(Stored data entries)

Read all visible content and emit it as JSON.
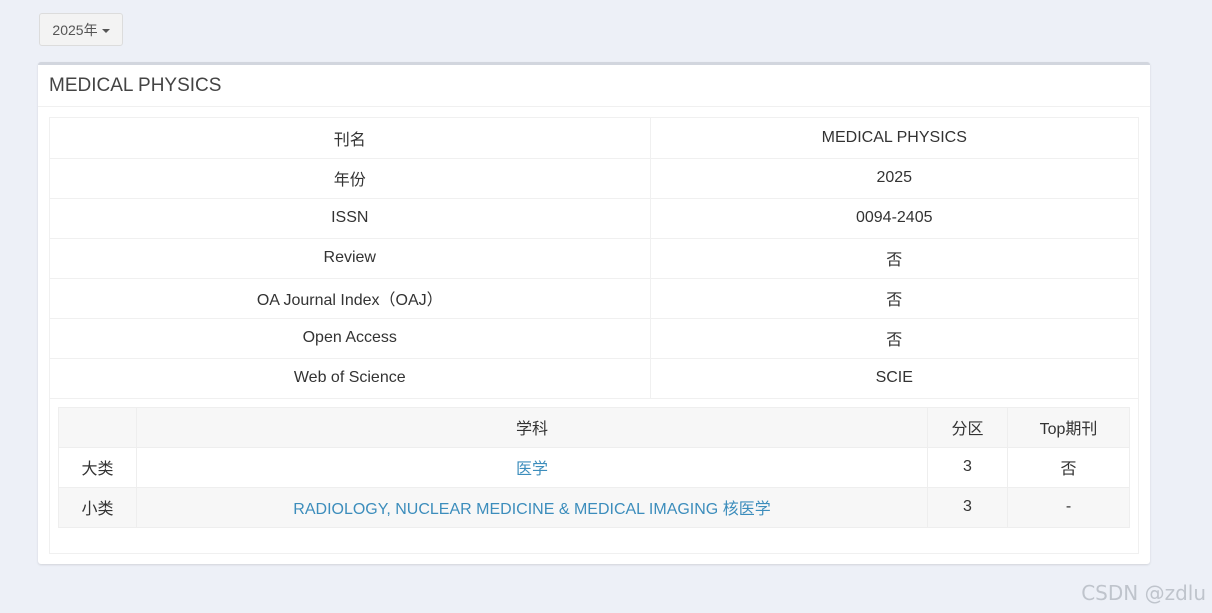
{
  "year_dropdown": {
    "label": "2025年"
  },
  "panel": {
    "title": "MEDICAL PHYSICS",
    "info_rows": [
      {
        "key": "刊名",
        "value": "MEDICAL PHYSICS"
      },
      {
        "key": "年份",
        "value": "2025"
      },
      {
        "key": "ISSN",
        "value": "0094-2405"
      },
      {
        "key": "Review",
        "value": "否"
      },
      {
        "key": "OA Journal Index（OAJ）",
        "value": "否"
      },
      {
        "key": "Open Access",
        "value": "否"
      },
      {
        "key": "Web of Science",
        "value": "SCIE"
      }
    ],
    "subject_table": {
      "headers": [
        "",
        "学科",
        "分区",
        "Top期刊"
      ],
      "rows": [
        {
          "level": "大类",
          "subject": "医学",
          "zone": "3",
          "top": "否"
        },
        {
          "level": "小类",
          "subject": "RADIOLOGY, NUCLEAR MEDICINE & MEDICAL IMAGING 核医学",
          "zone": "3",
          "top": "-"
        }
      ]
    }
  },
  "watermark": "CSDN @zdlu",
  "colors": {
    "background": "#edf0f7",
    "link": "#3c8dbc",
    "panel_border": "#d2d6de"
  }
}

* * *

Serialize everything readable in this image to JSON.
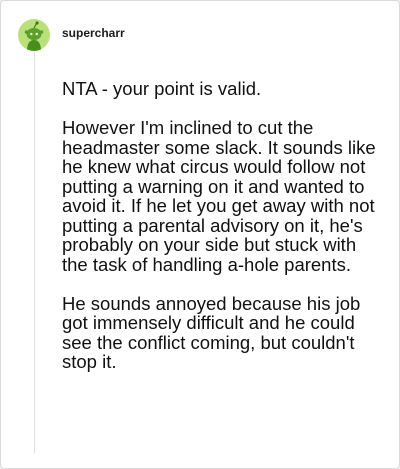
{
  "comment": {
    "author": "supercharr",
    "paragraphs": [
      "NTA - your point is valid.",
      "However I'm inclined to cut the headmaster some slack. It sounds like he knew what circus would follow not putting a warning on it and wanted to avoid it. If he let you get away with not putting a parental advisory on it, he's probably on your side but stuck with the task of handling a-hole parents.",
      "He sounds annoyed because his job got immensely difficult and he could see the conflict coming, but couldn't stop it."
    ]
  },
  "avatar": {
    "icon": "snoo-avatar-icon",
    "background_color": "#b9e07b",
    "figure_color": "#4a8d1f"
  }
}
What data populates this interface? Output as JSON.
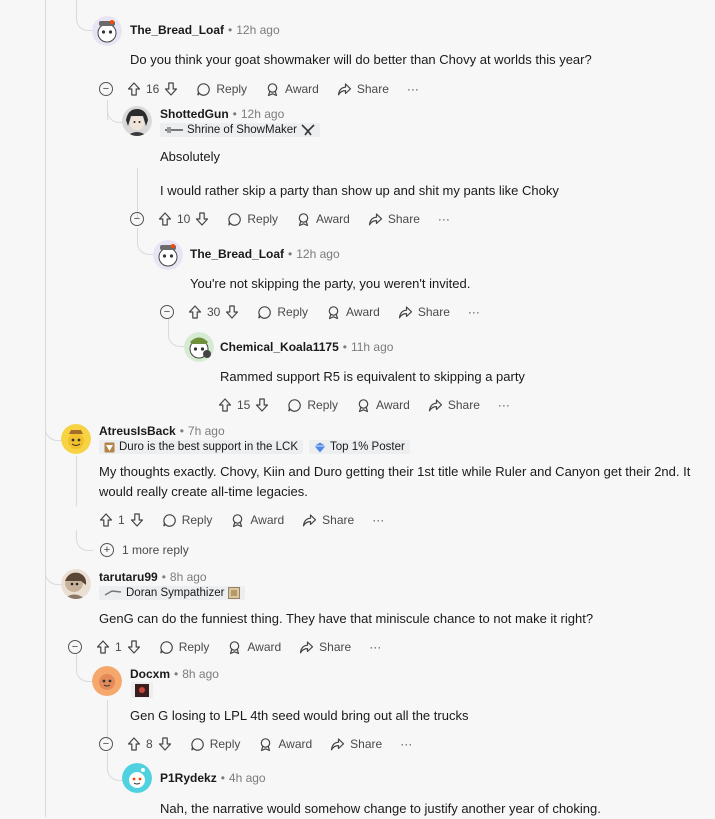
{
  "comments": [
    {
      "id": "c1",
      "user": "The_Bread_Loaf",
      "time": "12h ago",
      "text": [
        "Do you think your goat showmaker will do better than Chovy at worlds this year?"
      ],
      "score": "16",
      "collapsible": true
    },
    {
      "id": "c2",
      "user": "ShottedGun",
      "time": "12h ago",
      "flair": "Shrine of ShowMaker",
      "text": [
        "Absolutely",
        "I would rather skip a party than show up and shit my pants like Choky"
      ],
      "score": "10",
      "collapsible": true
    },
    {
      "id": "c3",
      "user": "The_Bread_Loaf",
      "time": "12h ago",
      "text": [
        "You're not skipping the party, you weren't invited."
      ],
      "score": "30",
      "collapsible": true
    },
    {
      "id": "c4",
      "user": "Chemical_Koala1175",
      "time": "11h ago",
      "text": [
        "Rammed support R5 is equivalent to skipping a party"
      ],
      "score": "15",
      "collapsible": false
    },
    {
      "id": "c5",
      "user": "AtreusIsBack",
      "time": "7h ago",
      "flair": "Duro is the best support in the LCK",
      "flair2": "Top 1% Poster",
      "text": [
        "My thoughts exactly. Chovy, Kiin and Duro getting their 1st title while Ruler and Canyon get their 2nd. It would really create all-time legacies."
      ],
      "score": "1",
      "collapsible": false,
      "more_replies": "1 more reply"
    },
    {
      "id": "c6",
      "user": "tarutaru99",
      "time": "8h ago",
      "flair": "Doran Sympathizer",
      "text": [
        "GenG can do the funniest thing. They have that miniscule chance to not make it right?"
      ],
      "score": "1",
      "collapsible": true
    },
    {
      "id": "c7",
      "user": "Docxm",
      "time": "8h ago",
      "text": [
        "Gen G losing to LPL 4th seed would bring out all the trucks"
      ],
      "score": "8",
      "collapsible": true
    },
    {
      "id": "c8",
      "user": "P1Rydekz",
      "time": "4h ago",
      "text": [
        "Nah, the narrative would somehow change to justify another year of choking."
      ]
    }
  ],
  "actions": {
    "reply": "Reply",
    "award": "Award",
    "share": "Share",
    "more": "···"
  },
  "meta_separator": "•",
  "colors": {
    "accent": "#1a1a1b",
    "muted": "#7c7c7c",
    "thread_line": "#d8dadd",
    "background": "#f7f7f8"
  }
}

Set task:
Tally up the lines with the word "skipping" in them, and answer with that number by itself.

Problem solution:
2